**Data shown**.
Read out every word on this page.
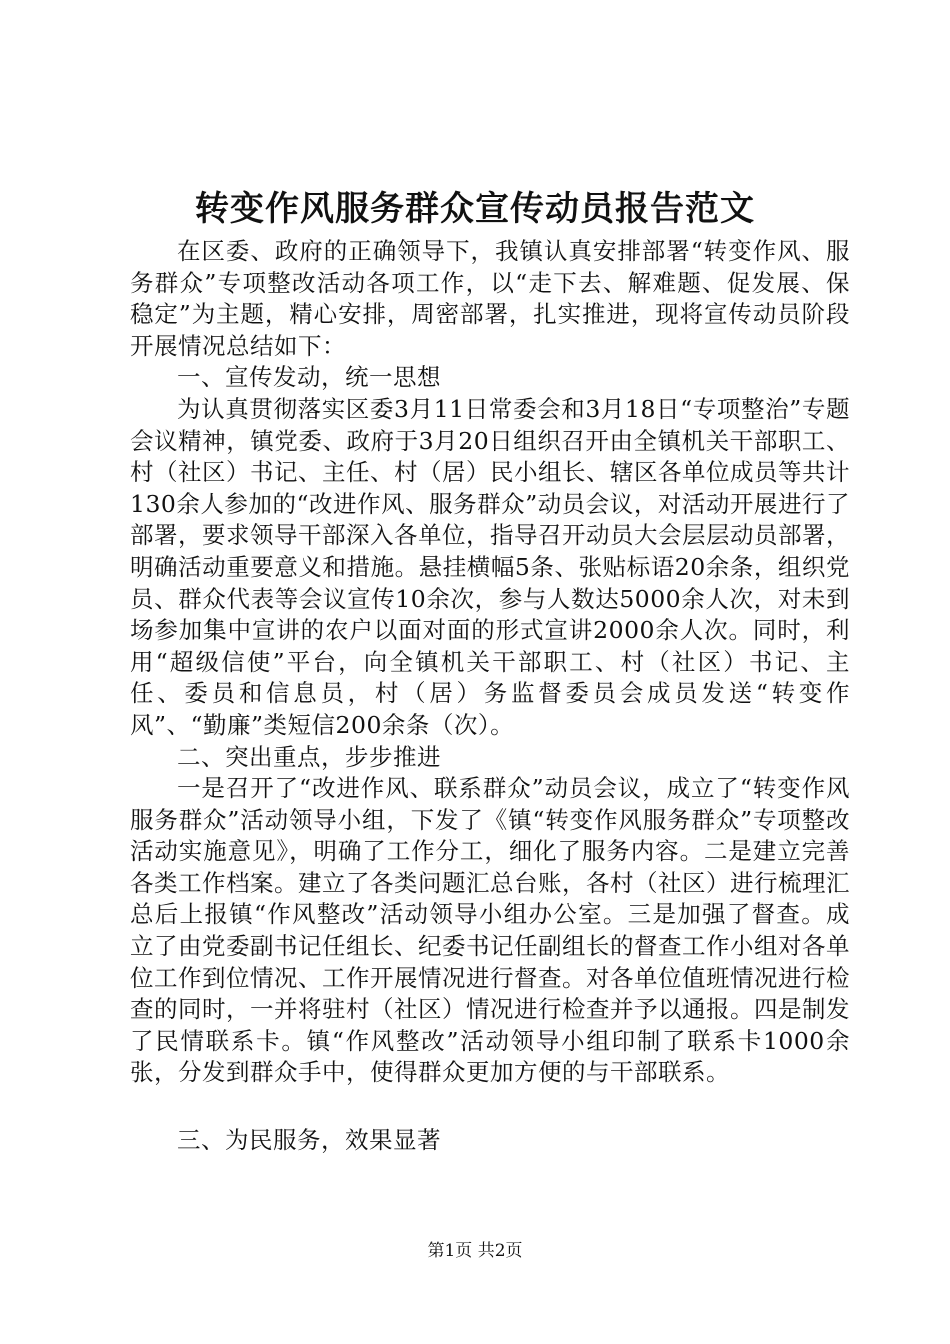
转变作风服务群众宣传动员报告范文

在区委、政府的正确领导下，我镇认真安排部署“转变作风、服务群众”专项整改活动各项工作，以“走下去、解难题、促发展、保稳定”为主题，精心安排，周密部署，扎实推进，现将宣传动员阶段开展情况总结如下：

一、宣传发动，统一思想

为认真贯彻落实区委3月11日常委会和3月18日“专项整治”专题会议精神，镇党委、政府于3月20日组织召开由全镇机关干部职工、村（社区）书记、主任、村（居）民小组长、辖区各单位成员等共计130余人参加的“改进作风、服务群众”动员会议，对活动开展进行了部署，要求领导干部深入各单位，指导召开动员大会层层动员部署，明确活动重要意义和措施。悬挂横幅5条、张贴标语20余条，组织党员、群众代表等会议宣传10余次，参与人数达5000余人次，对未到场参加集中宣讲的农户以面对面的形式宣讲2000余人次。同时，利用“超级信使”平台，向全镇机关干部职工、村（社区）书记、主任、委员和信息员，村（居）务监督委员会成员发送“转变作风”、“勤廉”类短信200余条（次）。

二、突出重点，步步推进

一是召开了“改进作风、联系群众”动员会议，成立了“转变作风服务群众”活动领导小组，下发了《镇“转变作风服务群众”专项整改活动实施意见》，明确了工作分工，细化了服务内容。二是建立完善各类工作档案。建立了各类问题汇总台账，各村（社区）进行梳理汇总后上报镇“作风整改”活动领导小组办公室。三是加强了督查。成立了由党委副书记任组长、纪委书记任副组长的督查工作小组对各单位工作到位情况、工作开展情况进行督查。对各单位值班情况进行检查的同时，一并将驻村（社区）情况进行检查并予以通报。四是制发了民情联系卡。镇“作风整改”活动领导小组印制了联系卡1000余张，分发到群众手中，使得群众更加方便的与干部联系。

三、为民服务，效果显著

第1页 共2页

**The problem**. Extract the text of all the records above verbatim, excluding pictures.

**Solution to this exercise**.
Read out every word on this page.
转变作风服务群众宣传动员报告范文

在区委、政府的正确领导下，我镇认真安排部署“转变作风、服务群众”专项整改活动各项工作，以“走下去、解难题、促发展、保稳定”为主题，精心安排，周密部署，扎实推进，现将宣传动员阶段开展情况总结如下：

一、宣传发动，统一思想

为认真贯彻落实区委3月11日常委会和3月18日“专项整治”专题会议精神，镇党委、政府于3月20日组织召开由全镇机关干部职工、村（社区）书记、主任、村（居）民小组长、辖区各单位成员等共计130余人参加的“改进作风、服务群众”动员会议，对活动开展进行了部署，要求领导干部深入各单位，指导召开动员大会层层动员部署，明确活动重要意义和措施。悬挂横幅5条、张贴标语20余条，组织党员、群众代表等会议宣传10余次，参与人数达5000余人次，对未到场参加集中宣讲的农户以面对面的形式宣讲2000余人次。同时，利用“超级信使”平台，向全镇机关干部职工、村（社区）书记、主任、委员和信息员，村（居）务监督委员会成员发送“转变作风”、“勤廉”类短信200余条（次）。

二、突出重点，步步推进

一是召开了“改进作风、联系群众”动员会议，成立了“转变作风服务群众”活动领导小组，下发了《镇“转变作风服务群众”专项整改活动实施意见》，明确了工作分工，细化了服务内容。二是建立完善各类工作档案。建立了各类问题汇总台账，各村（社区）进行梳理汇总后上报镇“作风整改”活动领导小组办公室。三是加强了督查。成立了由党委副书记任组长、纪委书记任副组长的督查工作小组对各单位工作到位情况、工作开展情况进行督查。对各单位值班情况进行检查的同时，一并将驻村（社区）情况进行检查并予以通报。四是制发了民情联系卡。镇“作风整改”活动领导小组印制了联系卡1000余张，分发到群众手中，使得群众更加方便的与干部联系。

三、为民服务，效果显著

第1页 共2页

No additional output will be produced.